* _Material supplied_:
--- start ---

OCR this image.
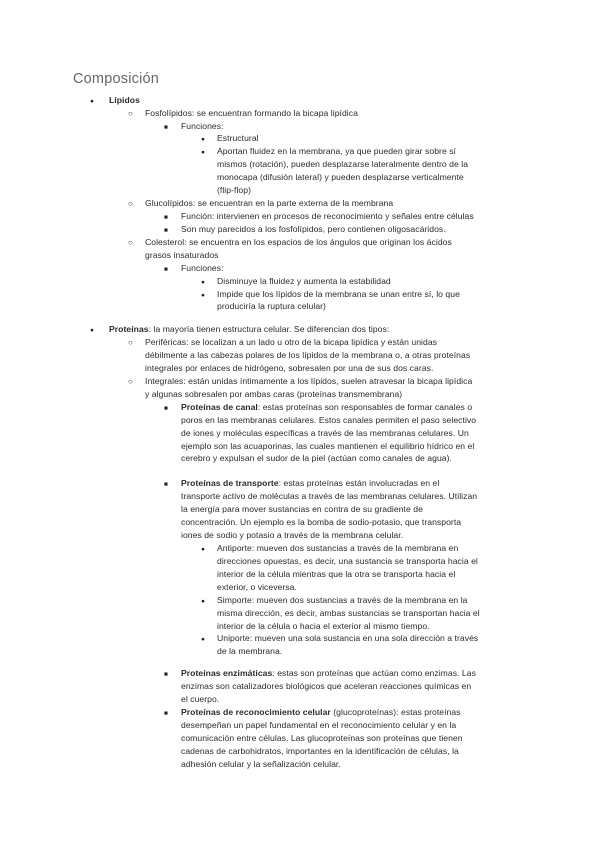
Composición
●
Lípidos
○
Fosfolípidos: se encuentran formando la bicapa lipídica
■
Funciones:
●
Estructural
●
Aportan fluidez en la membrana, ya que pueden girar sobre sí
mismos (rotación), pueden desplazarse lateralmente dentro de la
monocapa (difusión lateral) y pueden desplazarse verticalmente
(flip-flop)
○
Glucolípidos: se encuentran en la parte externa de la membrana
■
Función: intervienen en procesos de reconocimiento y señales entre células
■
Son muy parecidos a los fosfolípidos, pero contienen oligosacáridos.
○
Colesterol: se encuentra en los espacios de los ángulos que originan los ácidos
grasos insaturados
■
Funciones:
●
Disminuye la fluidez y aumenta la estabilidad
●
Impide que los lípidos de la membrana se unan entre sí, lo que
produciría la ruptura celular)
●
Proteínas: la mayoría tienen estructura celular. Se diferencian dos tipos:
○
Periféricas: se localizan a un lado u otro de la bicapa lipídica y están unidas
débilmente a las cabezas polares de los lípidos de la membrana o, a otras proteínas
integrales por enlaces de hidrógeno, sobresalen por una de sus dos caras.
○
Integrales: están unidas íntimamente a los lípidos, suelen atravesar la bicapa lipídica
y algunas sobresalen por ambas caras (proteínas transmembrana)
■
Proteínas de canal: estas proteínas son responsables de formar canales o
poros en las membranas celulares. Estos canales permiten el paso selectivo
de iones y moléculas específicas a través de las membranas celulares. Un
ejemplo son las acuaporinas, las cuales mantienen el equilibrio hídrico en el
cerebro y expulsan el sudor de la piel (actúan como canales de agua).
■
Proteínas de transporte: estas proteínas están involucradas en el
transporte activo de moléculas a través de las membranas celulares. Utilizan
la energía para mover sustancias en contra de su gradiente de
concentración. Un ejemplo es la bomba de sodio-potasio, que transporta
iones de sodio y potasio a través de la membrana celular.
●
Antiporte: mueven dos sustancias a través de la membrana en
direcciones opuestas, es decir, una sustancia se transporta hacia el
interior de la célula mientras que la otra se transporta hacia el
exterior, o viceversa.
●
Simporte: mueven dos sustancias a través de la membrana en la
misma dirección, es decir, ambas sustancias se transportan hacia el
interior de la célula o hacia el exterior al mismo tiempo.
●
Uniporte: mueven una sola sustancia en una sola dirección a través
de la membrana.
■
Proteínas enzimáticas: estas son proteínas que actúan como enzimas. Las
enzimas son catalizadores biológicos que aceleran reacciones químicas en
el cuerpo.
■
Proteínas de reconocimiento celular (glucoproteínas): estas proteínas
desempeñan un papel fundamental en el reconocimiento celular y en la
comunicación entre células. Las glucoproteínas son proteínas que tienen
cadenas de carbohidratos, importantes en la identificación de células, la
adhesión celular y la señalización celular.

--- end ---

* _What the task asks_:
Without the pictures, restate all of the entries above verbatim.

* _Correct output_:
OCR this image.
Composición
●
Lípidos
○
Fosfolípidos: se encuentran formando la bicapa lipídica
■
Funciones:
●
Estructural
●
Aportan fluidez en la membrana, ya que pueden girar sobre sí
mismos (rotación), pueden desplazarse lateralmente dentro de la
monocapa (difusión lateral) y pueden desplazarse verticalmente
(flip-flop)
○
Glucolípidos: se encuentran en la parte externa de la membrana
■
Función: intervienen en procesos de reconocimiento y señales entre células
■
Son muy parecidos a los fosfolípidos, pero contienen oligosacáridos.
○
Colesterol: se encuentra en los espacios de los ángulos que originan los ácidos
grasos insaturados
■
Funciones:
●
Disminuye la fluidez y aumenta la estabilidad
●
Impide que los lípidos de la membrana se unan entre sí, lo que
produciría la ruptura celular)
●
Proteínas: la mayoría tienen estructura celular. Se diferencian dos tipos:
○
Periféricas: se localizan a un lado u otro de la bicapa lipídica y están unidas
débilmente a las cabezas polares de los lípidos de la membrana o, a otras proteínas
integrales por enlaces de hidrógeno, sobresalen por una de sus dos caras.
○
Integrales: están unidas íntimamente a los lípidos, suelen atravesar la bicapa lipídica
y algunas sobresalen por ambas caras (proteínas transmembrana)
■
Proteínas de canal: estas proteínas son responsables de formar canales o
poros en las membranas celulares. Estos canales permiten el paso selectivo
de iones y moléculas específicas a través de las membranas celulares. Un
ejemplo son las acuaporinas, las cuales mantienen el equilibrio hídrico en el
cerebro y expulsan el sudor de la piel (actúan como canales de agua).
■
Proteínas de transporte: estas proteínas están involucradas en el
transporte activo de moléculas a través de las membranas celulares. Utilizan
la energía para mover sustancias en contra de su gradiente de
concentración. Un ejemplo es la bomba de sodio-potasio, que transporta
iones de sodio y potasio a través de la membrana celular.
●
Antiporte: mueven dos sustancias a través de la membrana en
direcciones opuestas, es decir, una sustancia se transporta hacia el
interior de la célula mientras que la otra se transporta hacia el
exterior, o viceversa.
●
Simporte: mueven dos sustancias a través de la membrana en la
misma dirección, es decir, ambas sustancias se transportan hacia el
interior de la célula o hacia el exterior al mismo tiempo.
●
Uniporte: mueven una sola sustancia en una sola dirección a través
de la membrana.
■
Proteínas enzimáticas: estas son proteínas que actúan como enzimas. Las
enzimas son catalizadores biológicos que aceleran reacciones químicas en
el cuerpo.
■
Proteínas de reconocimiento celular (glucoproteínas): estas proteínas
desempeñan un papel fundamental en el reconocimiento celular y en la
comunicación entre células. Las glucoproteínas son proteínas que tienen
cadenas de carbohidratos, importantes en la identificación de células, la
adhesión celular y la señalización celular.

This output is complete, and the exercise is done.